--- REQUIREMENT ---
From the listing below, extract every line containing "have".

[Stored records]
________________________
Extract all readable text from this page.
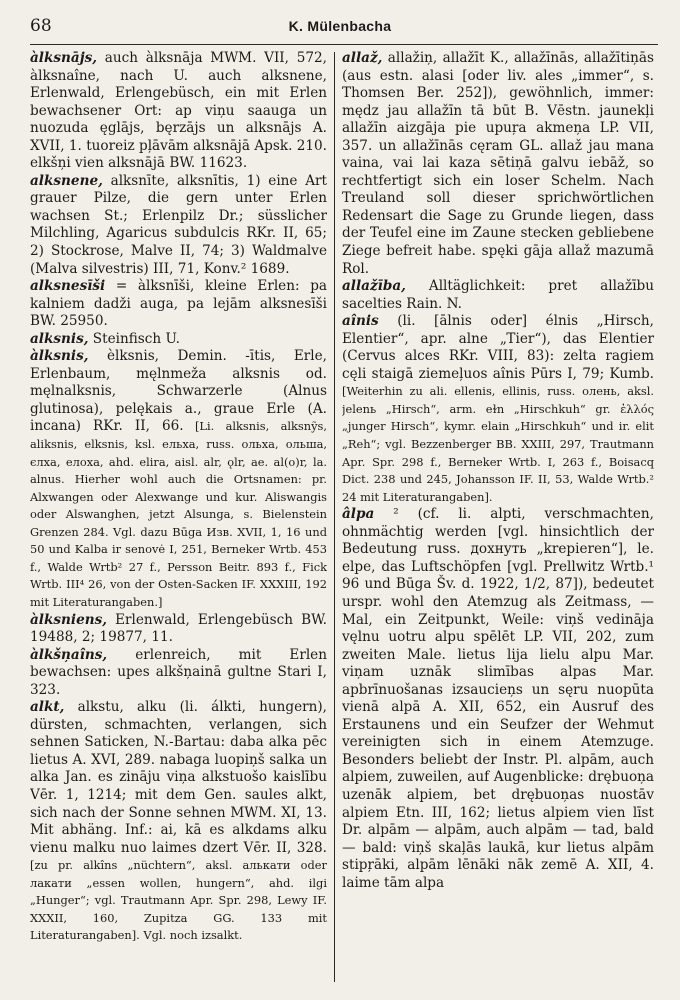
68	K. Mülenbacha

àlksnājs, auch àlksnāja MWM. VII, 572, àlksnaîne, nach U. auch alksnene, Erlenwald, Erlengebüsch, ein mit Erlen bewachsener Ort: ap viņu saauga un nuozuda ęglājs, bęrzājs un alksnājs A. XVII, 1. tuoreiz pļāvām alksnājā Apsk. 210. elkšņi vien alksnājā BW. 11623.

alksnene, alksnīte, alksnītis, 1) eine Art grauer Pilze, die gern unter Erlen wachsen St.; Erlenpilz Dr.; süsslicher Milchling, Agaricus subdulcis RKr. II, 65; 2) Stockrose, Malve II, 74; 3) Waldmalve (Malva silvestris) III, 71, Konv.² 1689.

alksnesīši = àlksnīši, kleine Erlen: pa kalniem dadži auga, pa lejām alksnesīši BW. 25950.

alksnis, Steinfisch U.

àlksnis, èlksnis, Demin. -ītis, Erle, Erlenbaum, męlnmeža alksnis od. męlnalksnis, Schwarzerle (Alnus glutinosa), pelękais a., graue Erle (A. incana) RKr. II, 66. [Li. alksnis, alksnỹs, aliksnis, elksnis, ksl. ельха, russ. ольха, ольша, єлха, елоха, ahd. elira, aisl. alr, ǫlr, ae. al(o)r, la. alnus. Hierher wohl auch die Ortsnamen: pr. Alxwangen oder Alexwange und kur. Aliswangis oder Alswanghen, jetzt Alsunga, s. Bielenstein Grenzen 284. Vgl. dazu Būga Изв. XVII, 1, 16 und 50 und Kalba ir senovė I, 251, Berneker Wrtb. 453 f., Walde Wrtb² 27 f., Persson Beitr. 893 f., Fick Wrtb. III⁴ 26, von der Osten-Sacken IF. XXXIII, 192 mit Literaturangaben.]

àlksniens, Erlenwald, Erlengebüsch BW. 19488, 2; 19877, 11.

àlkšņaîns, erlenreich, mit Erlen bewachsen: upes alkšņainā gultne Stari I, 323.

alkt, alkstu, alku (li. álkti, hungern), dürsten, schmachten, verlangen, sich sehnen Saticken, N.-Bartau: daba alka pēc lietus A. XVI, 289. nabaga luopiņš salka un alka Jan. es zināju viņa alkstuošo kaislību Vēr. 1, 1214; mit dem Gen. saules alkt, sich nach der Sonne sehnen MWM. XI, 13. Mit abhäng. Inf.: ai, kā es alkdams alku vienu malku nuo laimes dzert Vēr. II, 328. [zu pr. alkîns „nüchtern“, aksl. алькати oder лакати „essen wollen, hungern“, ahd. ilgi „Hunger“; vgl. Trautmann Apr. Spr. 298, Lewy IF. XXXII, 160, Zupitza GG. 133 mit Literaturangaben]. Vgl. noch izsalkt.

allaž, allažiņ, allažīt K., allažīnās, allažītiņās (aus estn. alasi [oder liv. ales „immer“, s. Thomsen Ber. 252]), gewöhnlich, immer: mędz jau allažīn tā būt B. Vēstn. jaunekļi allažīn aizgāja pie upuŗa akmeņa LP. VII, 357. un allažīnās cęram GL. allaž jau mana vaina, vai lai kaza sētiņā galvu iebāž, so rechtfertigt sich ein loser Schelm. Nach Treuland soll dieser sprichwörtlichen Redensart die Sage zu Grunde liegen, dass der Teufel eine im Zaune stecken gebliebene Ziege befreit habe. spęki gāja allaž mazumā Rol.

allažība, Alltäglichkeit: pret allažību sacelties Rain. N.

aînis (li. [ālnis oder] élnis „Hirsch, Elentier“, apr. alne „Tier“), das Elentier (Cervus alces RKr. VIII, 83): zelta ragiem cęli staigā ziemeļuos aînis Pūrs I, 79; Kumb. [Weiterhin zu ali. ellenis, ellinis, russ. олень, aksl. jelenь „Hirsch“, arm. eɫn „Hirschkuh“ gr. ἐλλός „junger Hirsch“, kymr. elain „Hirschkuh“ und ir. elit „Reh“; vgl. Bezzenberger BB. XXIII, 297, Trautmann Apr. Spr. 298 f., Berneker Wrtb. I, 263 f., Boisacq Dict. 238 und 245, Johansson IF. II, 53, Walde Wrtb.² 24 mit Literaturangaben].

âlpa ² (cf. li. alpti, verschmachten, ohnmächtig werden [vgl. hinsichtlich der Bedeutung russ. дохнуть „krepieren“], le. elpe, das Luftschöpfen [vgl. Prellwitz Wrtb.¹ 96 und Būga Šv. d. 1922, 1/2, 87]), bedeutet urspr. wohl den Atemzug als Zeitmass, — Mal, ein Zeitpunkt, Weile: viņš vedināja vęlnu uotru alpu spēlēt LP. VII, 202, zum zweiten Male. lietus lija lielu alpu Mar. viņam uznāk slimības alpas Mar. apbrīnuošanas izsaucieņs un sęru nuopūta vienā alpā A. XII, 652, ein Ausruf des Erstaunens und ein Seufzer der Wehmut vereinigten sich in einem Atemzuge. Besonders beliebt der Instr. Pl. alpām, auch alpiem, zuweilen, auf Augenblicke: drębuoņa uzenāk alpiem, bet drębuoņas nuostāv alpiem Etn. III, 162; lietus alpiem vien līst Dr. alpām — alpām, auch alpām — tad, bald — bald: viņš skaļās laukā, kur lietus alpām stipŗāki, alpām lēnāki nāk zemē A. XII, 4. laime tām alpa
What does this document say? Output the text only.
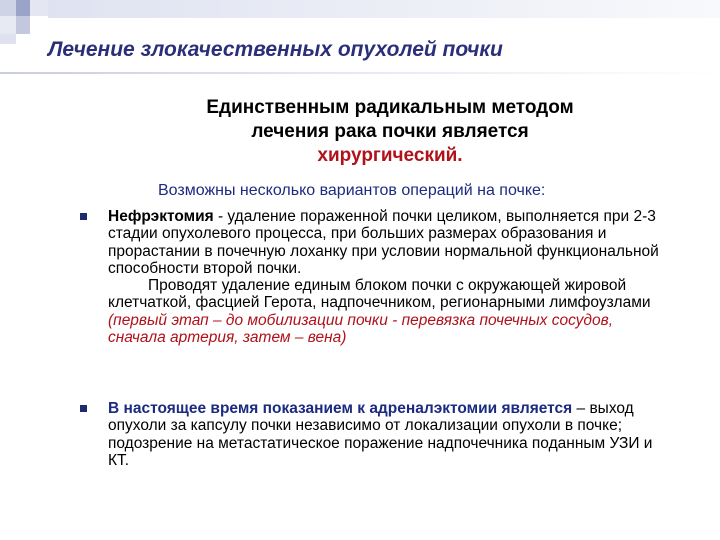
Лечение злокачественных опухолей почки
Единственным радикальным методом
лечения рака почки является
хирургический.
Возможны несколько вариантов операций на почке:
Нефрэктомия - удаление пораженной почки целиком, выполняется при 2-3 стадии опухолевого процесса, при больших размерах образования и прорастании в почечную лоханку при условии нормальной функциональной способности второй почки.
Проводят удаление единым блоком почки с окружающей жировой клетчаткой, фасцией Герота, надпочечником, регионарными лимфоузлами (первый этап – до мобилизации почки - перевязка почечных сосудов, сначала артерия, затем – вена)
В настоящее время показанием к адреналэктомии является – выход опухоли за капсулу почки независимо от локализации опухоли в почке; подозрение на метастатическое поражение надпочечника поданным УЗИ и КТ.
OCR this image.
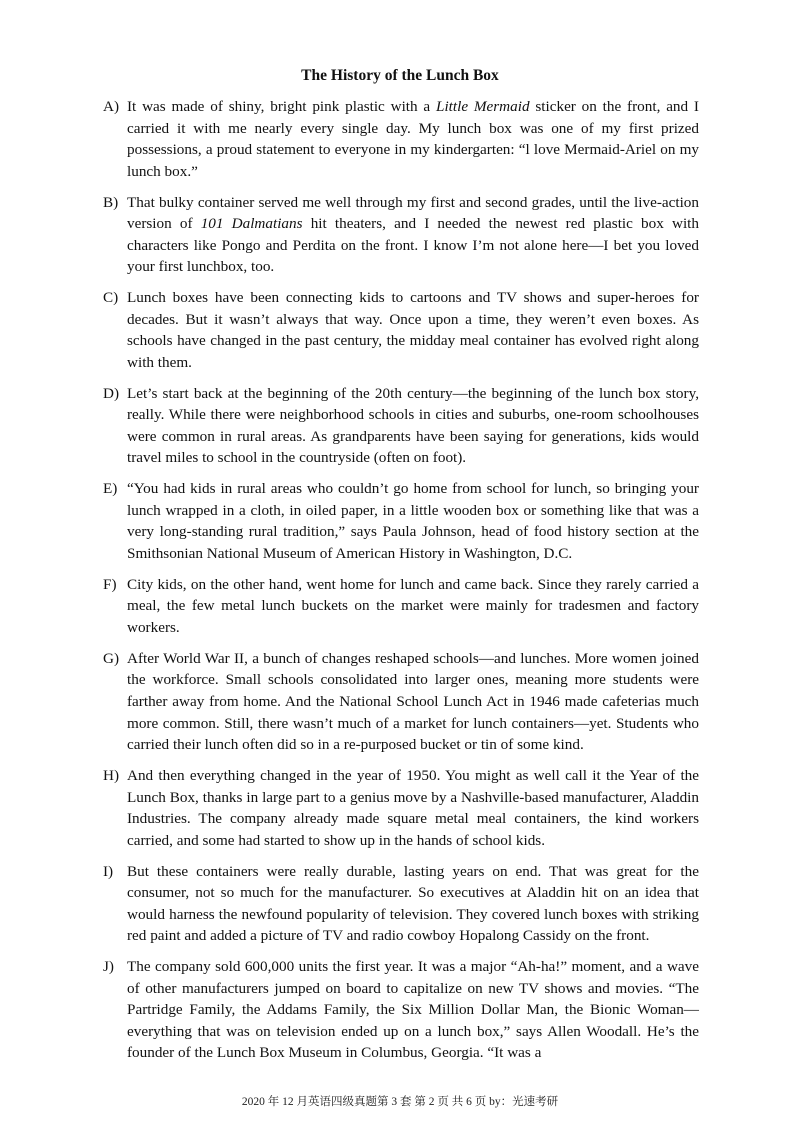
The History of the Lunch Box
A) It was made of shiny, bright pink plastic with a Little Mermaid sticker on the front, and I carried it with me nearly every single day. My lunch box was one of my first prized possessions, a proud statement to everyone in my kindergarten: “l love Mermaid-Ariel on my lunch box.”
B) That bulky container served me well through my first and second grades, until the live-action version of 101 Dalmatians hit theaters, and I needed the newest red plastic box with characters like Pongo and Perdita on the front. I know I’m not alone here—I bet you loved your first lunchbox, too.
C) Lunch boxes have been connecting kids to cartoons and TV shows and super-heroes for decades. But it wasn’t always that way. Once upon a time, they weren’t even boxes. As schools have changed in the past century, the midday meal container has evolved right along with them.
D) Let’s start back at the beginning of the 20th century—the beginning of the lunch box story, really. While there were neighborhood schools in cities and suburbs, one-room schoolhouses were common in rural areas. As grandparents have been saying for generations, kids would travel miles to school in the countryside (often on foot).
E) “You had kids in rural areas who couldn’t go home from school for lunch, so bringing your lunch wrapped in a cloth, in oiled paper, in a little wooden box or something like that was a very long-standing rural tradition,” says Paula Johnson, head of food history section at the Smithsonian National Museum of American History in Washington, D.C.
F) City kids, on the other hand, went home for lunch and came back. Since they rarely carried a meal, the few metal lunch buckets on the market were mainly for tradesmen and factory workers.
G) After World War II, a bunch of changes reshaped schools—and lunches. More women joined the workforce. Small schools consolidated into larger ones, meaning more students were farther away from home. And the National School Lunch Act in 1946 made cafeterias much more common. Still, there wasn’t much of a market for lunch containers—yet. Students who carried their lunch often did so in a re-purposed bucket or tin of some kind.
H) And then everything changed in the year of 1950. You might as well call it the Year of the Lunch Box, thanks in large part to a genius move by a Nashville-based manufacturer, Aladdin Industries. The company already made square metal meal containers, the kind workers carried, and some had started to show up in the hands of school kids.
I) But these containers were really durable, lasting years on end. That was great for the consumer, not so much for the manufacturer. So executives at Aladdin hit on an idea that would harness the newfound popularity of television. They covered lunch boxes with striking red paint and added a picture of TV and radio cowboy Hopalong Cassidy on the front.
J) The company sold 600,000 units the first year. It was a major “Ah-ha!” moment, and a wave of other manufacturers jumped on board to capitalize on new TV shows and movies. “The Partridge Family, the Addams Family, the Six Million Dollar Man, the Bionic Woman—everything that was on television ended up on a lunch box,” says Allen Woodall. He’s the founder of the Lunch Box Museum in Columbus, Georgia. “It was a
2020 年 12 月英语四级真题第 3 套 第 2 页 共 6 页 by：光速考研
________________________
--- OUTPUT OF THE TASK ---
C) Lunch boxes have been connecting kids to cartoons and TV shows and super-heroes for decades. But it wasn’t always that way. Once upon a time, they weren’t even boxes. As schools have changed in the past century, the midday meal container has evolved right along with them.
D) Let’s start back at the beginning of the 20th century—the beginning of the lunch box story, really. While there were neighborhood schools in cities and suburbs, one-room schoolhouses were common in rural areas. As grandparents have been saying for generations, kids would travel miles to school in the countryside (often on foot).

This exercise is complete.